### Problem details
Pull every line that holds the word "中江地产" from the entries.

--------------------------------

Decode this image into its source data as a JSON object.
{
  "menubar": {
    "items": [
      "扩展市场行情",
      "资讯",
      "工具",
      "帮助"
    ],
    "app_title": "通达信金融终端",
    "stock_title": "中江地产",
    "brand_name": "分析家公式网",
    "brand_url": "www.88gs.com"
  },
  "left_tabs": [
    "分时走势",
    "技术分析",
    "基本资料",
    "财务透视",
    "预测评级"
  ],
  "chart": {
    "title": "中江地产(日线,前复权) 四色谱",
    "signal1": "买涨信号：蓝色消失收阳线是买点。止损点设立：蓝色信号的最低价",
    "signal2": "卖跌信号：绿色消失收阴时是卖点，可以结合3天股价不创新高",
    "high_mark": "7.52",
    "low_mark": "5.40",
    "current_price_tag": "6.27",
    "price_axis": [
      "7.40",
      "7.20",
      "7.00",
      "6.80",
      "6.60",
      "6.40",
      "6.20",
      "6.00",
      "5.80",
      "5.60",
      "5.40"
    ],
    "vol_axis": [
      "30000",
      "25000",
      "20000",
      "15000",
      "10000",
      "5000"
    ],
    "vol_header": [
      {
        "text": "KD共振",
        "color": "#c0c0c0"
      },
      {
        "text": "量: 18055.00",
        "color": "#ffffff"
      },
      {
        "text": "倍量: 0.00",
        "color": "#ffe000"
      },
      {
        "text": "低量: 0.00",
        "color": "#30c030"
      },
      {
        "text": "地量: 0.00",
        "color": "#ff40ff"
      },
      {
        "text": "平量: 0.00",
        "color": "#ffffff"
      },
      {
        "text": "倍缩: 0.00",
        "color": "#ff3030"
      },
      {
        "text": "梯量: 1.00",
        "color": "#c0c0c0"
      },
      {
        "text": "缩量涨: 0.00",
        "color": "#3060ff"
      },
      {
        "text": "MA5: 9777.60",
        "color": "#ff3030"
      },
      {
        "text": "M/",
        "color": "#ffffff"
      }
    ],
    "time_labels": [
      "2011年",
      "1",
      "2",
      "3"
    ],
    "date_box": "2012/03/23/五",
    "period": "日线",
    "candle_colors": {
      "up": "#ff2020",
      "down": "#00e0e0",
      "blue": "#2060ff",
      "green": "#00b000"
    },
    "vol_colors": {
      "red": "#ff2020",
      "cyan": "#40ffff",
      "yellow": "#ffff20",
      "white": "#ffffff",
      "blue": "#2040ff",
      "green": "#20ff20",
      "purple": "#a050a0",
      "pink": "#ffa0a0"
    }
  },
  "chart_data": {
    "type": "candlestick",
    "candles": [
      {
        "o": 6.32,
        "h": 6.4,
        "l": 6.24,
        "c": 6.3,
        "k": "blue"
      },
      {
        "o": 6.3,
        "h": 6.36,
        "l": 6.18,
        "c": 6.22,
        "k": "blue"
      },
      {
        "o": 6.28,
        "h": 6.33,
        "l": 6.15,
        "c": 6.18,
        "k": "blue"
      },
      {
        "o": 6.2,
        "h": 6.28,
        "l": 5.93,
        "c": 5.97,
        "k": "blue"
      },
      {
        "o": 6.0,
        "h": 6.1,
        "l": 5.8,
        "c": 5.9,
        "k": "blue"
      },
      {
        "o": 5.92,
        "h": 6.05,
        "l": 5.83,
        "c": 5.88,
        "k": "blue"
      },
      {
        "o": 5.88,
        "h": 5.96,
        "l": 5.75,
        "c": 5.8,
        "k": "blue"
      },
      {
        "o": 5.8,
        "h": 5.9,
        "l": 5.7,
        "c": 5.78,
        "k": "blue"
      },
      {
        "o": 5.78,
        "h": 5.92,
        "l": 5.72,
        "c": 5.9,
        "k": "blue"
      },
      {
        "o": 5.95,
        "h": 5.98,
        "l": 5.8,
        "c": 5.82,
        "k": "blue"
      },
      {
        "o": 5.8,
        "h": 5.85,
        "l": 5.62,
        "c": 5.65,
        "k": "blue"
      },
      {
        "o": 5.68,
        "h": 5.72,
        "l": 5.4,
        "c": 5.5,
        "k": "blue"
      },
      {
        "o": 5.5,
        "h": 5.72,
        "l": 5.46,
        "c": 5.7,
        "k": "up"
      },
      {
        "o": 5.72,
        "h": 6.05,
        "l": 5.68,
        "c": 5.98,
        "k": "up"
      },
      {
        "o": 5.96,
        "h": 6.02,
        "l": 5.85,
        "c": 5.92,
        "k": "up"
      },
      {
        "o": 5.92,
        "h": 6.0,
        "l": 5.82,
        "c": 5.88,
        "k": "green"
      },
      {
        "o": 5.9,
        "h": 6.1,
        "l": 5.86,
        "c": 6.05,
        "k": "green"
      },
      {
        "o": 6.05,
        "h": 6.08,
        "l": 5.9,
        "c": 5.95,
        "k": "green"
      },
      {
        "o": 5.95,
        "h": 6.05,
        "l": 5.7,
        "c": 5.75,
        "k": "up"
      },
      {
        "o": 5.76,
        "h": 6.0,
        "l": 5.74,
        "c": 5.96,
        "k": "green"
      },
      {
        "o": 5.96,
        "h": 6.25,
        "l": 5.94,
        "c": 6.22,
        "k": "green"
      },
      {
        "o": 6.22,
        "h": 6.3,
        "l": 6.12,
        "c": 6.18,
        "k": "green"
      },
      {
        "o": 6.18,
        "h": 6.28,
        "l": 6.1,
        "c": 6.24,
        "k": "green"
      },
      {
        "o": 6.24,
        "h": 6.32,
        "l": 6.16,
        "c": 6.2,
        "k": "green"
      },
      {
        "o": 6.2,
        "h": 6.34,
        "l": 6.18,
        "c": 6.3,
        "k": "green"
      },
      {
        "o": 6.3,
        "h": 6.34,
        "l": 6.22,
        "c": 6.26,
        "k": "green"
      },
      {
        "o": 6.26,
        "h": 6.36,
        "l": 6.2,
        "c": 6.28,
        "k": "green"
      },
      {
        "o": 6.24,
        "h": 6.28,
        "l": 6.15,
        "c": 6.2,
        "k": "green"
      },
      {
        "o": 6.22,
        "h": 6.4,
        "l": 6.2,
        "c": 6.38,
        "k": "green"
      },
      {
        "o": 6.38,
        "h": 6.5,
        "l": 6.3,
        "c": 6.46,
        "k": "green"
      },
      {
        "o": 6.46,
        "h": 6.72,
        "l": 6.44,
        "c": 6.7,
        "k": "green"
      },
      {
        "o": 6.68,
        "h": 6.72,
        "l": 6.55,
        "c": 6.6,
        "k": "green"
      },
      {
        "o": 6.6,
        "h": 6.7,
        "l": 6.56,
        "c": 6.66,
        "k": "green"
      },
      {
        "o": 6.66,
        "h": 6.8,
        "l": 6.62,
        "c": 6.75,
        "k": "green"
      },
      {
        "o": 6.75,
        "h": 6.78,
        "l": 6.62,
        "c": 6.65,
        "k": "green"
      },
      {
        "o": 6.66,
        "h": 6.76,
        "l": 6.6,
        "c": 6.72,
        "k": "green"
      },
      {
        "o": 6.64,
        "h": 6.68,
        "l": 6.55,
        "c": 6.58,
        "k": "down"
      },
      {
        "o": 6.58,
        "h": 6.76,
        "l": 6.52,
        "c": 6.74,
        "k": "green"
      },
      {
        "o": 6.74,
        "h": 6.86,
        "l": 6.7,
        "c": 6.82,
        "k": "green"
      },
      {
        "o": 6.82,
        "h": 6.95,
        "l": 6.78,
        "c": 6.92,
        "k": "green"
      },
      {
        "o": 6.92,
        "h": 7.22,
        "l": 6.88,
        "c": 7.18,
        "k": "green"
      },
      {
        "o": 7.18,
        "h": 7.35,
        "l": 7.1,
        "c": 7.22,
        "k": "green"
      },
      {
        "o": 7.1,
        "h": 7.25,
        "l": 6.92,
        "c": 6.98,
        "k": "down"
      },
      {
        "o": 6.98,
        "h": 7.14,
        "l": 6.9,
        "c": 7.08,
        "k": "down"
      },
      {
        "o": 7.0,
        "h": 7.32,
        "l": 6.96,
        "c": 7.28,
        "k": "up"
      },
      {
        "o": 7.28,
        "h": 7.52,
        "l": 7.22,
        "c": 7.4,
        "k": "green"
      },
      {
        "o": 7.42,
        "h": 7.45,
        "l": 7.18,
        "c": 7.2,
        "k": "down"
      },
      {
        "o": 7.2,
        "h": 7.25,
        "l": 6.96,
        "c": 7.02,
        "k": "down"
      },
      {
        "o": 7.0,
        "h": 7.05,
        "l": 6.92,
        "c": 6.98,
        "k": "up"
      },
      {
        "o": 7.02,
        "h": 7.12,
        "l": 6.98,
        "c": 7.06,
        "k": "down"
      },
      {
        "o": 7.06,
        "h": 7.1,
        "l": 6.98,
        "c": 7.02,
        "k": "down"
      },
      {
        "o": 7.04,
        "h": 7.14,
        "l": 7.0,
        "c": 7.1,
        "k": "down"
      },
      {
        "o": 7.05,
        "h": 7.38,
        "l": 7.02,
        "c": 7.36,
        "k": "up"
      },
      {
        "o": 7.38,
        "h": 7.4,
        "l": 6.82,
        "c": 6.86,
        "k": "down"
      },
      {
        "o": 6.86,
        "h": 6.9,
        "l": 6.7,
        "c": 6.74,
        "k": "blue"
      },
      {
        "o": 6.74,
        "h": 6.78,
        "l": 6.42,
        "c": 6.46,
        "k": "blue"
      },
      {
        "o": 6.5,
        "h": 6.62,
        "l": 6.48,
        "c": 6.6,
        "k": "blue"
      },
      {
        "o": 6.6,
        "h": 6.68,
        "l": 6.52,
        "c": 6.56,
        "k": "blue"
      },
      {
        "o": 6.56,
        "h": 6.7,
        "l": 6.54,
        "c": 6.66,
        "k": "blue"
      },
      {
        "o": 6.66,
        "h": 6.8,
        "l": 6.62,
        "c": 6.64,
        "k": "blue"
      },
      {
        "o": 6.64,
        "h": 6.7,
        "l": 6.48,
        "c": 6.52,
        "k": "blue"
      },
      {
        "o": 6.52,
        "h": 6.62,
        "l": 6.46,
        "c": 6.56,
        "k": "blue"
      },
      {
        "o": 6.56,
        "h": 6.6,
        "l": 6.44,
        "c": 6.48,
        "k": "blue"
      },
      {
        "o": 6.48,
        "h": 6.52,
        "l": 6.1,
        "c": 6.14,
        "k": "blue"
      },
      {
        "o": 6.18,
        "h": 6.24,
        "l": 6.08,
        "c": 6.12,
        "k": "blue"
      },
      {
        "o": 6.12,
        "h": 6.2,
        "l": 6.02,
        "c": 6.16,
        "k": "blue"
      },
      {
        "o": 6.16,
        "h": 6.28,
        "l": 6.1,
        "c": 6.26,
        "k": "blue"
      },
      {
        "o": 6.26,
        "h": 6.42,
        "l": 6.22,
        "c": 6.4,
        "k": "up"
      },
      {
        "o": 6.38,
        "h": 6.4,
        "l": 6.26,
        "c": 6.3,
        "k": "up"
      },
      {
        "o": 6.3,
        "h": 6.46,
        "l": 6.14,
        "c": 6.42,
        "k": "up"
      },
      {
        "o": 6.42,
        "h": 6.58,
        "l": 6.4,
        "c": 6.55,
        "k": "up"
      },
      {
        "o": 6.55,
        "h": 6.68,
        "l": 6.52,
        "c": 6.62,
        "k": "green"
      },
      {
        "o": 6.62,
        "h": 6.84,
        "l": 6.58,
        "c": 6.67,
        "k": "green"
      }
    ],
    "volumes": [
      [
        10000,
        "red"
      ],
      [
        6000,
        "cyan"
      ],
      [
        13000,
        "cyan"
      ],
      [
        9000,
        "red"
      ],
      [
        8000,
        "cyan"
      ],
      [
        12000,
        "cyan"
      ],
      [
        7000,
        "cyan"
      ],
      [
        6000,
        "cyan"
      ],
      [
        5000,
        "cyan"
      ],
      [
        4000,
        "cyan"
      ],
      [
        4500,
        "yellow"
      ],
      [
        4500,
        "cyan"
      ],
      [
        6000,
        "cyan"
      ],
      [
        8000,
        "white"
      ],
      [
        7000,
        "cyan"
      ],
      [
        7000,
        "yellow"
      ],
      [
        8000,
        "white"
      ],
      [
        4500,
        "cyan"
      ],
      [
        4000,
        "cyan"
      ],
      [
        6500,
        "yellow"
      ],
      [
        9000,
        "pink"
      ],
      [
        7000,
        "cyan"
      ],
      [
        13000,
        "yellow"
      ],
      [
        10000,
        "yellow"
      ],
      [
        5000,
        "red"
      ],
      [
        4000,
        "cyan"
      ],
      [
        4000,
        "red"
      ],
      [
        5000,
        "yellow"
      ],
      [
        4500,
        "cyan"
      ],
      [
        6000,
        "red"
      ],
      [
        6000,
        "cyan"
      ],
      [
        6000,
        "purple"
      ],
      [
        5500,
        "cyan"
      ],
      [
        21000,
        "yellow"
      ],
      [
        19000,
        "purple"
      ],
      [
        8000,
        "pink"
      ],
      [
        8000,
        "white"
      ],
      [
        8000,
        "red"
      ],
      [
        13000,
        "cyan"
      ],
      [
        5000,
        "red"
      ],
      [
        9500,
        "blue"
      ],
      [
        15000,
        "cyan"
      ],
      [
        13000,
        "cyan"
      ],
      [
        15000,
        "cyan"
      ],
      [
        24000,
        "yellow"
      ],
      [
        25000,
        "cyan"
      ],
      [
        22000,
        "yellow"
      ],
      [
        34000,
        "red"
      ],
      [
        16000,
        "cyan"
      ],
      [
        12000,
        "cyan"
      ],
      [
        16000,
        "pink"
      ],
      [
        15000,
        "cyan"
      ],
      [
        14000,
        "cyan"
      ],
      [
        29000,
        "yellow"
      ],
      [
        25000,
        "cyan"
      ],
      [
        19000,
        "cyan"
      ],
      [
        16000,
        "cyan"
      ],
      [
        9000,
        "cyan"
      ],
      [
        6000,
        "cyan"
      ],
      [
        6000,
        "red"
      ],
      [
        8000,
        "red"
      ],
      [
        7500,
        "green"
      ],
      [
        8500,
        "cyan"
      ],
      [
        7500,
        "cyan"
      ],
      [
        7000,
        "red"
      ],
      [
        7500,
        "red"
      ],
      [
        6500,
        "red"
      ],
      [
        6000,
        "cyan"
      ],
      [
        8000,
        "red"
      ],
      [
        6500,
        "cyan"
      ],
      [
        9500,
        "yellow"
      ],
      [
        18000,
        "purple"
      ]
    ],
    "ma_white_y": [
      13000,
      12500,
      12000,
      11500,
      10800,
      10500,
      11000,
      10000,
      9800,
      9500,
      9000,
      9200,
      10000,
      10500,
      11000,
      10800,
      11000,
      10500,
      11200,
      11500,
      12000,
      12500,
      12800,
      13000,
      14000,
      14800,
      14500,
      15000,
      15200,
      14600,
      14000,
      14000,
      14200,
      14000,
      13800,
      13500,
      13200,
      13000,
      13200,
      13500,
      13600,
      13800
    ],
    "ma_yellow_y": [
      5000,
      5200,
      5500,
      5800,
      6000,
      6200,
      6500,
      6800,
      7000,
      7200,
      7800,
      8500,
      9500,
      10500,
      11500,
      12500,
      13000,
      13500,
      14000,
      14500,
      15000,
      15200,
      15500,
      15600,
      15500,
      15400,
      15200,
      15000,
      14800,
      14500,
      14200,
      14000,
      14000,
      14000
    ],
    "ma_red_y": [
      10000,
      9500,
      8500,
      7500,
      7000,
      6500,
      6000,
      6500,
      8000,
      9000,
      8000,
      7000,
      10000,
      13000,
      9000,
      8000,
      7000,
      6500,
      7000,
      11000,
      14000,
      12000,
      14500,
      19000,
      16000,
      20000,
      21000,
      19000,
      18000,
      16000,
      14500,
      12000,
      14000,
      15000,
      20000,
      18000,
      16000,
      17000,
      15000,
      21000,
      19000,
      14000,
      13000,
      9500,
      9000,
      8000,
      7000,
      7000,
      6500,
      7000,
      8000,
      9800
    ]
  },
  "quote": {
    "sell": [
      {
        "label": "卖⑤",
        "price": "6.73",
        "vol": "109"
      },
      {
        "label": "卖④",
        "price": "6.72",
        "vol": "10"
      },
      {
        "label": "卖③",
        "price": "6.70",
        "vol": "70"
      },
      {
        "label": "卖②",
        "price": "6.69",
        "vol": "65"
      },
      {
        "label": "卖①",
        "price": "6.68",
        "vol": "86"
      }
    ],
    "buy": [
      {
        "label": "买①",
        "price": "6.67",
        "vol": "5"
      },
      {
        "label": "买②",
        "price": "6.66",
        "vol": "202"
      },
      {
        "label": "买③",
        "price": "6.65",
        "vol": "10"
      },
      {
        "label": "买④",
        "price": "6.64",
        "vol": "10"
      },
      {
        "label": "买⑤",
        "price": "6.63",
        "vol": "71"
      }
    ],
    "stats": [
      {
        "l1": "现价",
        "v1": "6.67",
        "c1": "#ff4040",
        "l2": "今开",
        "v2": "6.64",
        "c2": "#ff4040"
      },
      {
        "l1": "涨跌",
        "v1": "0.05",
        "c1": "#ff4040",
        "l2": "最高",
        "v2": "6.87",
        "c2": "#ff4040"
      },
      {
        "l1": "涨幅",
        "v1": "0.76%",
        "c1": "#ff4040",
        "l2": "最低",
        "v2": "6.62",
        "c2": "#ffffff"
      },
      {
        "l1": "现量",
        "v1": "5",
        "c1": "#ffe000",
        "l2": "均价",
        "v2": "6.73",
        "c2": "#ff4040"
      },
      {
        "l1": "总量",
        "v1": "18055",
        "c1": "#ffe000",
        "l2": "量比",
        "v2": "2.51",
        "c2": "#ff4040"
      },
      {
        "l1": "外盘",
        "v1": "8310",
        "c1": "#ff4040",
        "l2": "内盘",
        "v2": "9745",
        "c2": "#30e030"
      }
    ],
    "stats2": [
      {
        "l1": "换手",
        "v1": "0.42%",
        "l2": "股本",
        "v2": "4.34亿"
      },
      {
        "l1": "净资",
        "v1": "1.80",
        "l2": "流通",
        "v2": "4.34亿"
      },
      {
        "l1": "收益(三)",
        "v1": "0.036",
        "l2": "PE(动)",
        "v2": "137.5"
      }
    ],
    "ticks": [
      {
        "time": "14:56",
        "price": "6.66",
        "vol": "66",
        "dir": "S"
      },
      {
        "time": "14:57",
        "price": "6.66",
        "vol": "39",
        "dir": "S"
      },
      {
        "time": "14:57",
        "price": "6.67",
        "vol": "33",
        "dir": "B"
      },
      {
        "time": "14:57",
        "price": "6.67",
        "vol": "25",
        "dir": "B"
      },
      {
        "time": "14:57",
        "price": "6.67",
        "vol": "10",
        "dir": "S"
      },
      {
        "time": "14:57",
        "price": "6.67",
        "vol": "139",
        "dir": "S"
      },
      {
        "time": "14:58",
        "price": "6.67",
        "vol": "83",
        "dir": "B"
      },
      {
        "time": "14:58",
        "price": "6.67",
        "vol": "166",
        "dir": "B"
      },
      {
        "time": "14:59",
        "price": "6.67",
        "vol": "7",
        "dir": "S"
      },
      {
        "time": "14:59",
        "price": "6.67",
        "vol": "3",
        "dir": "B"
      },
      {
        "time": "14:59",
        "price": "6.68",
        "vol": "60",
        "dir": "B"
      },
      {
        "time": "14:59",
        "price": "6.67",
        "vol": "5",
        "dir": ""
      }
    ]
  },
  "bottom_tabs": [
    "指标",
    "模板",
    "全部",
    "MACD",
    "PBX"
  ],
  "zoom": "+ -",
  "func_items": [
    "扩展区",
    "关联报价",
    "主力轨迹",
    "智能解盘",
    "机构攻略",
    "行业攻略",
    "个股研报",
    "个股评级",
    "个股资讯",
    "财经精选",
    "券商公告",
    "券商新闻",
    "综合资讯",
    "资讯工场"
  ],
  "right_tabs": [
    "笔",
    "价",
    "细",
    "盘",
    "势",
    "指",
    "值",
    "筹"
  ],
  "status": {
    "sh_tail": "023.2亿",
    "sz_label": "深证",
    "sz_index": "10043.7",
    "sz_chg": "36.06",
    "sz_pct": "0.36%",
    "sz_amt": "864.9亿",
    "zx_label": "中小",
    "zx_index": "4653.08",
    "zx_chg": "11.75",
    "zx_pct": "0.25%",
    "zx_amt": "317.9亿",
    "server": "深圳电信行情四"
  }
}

--------------------------------

### Result of the exercise
    "stock_title": "中江地产",
    "title": "中江地产(日线,前复权) 四色谱",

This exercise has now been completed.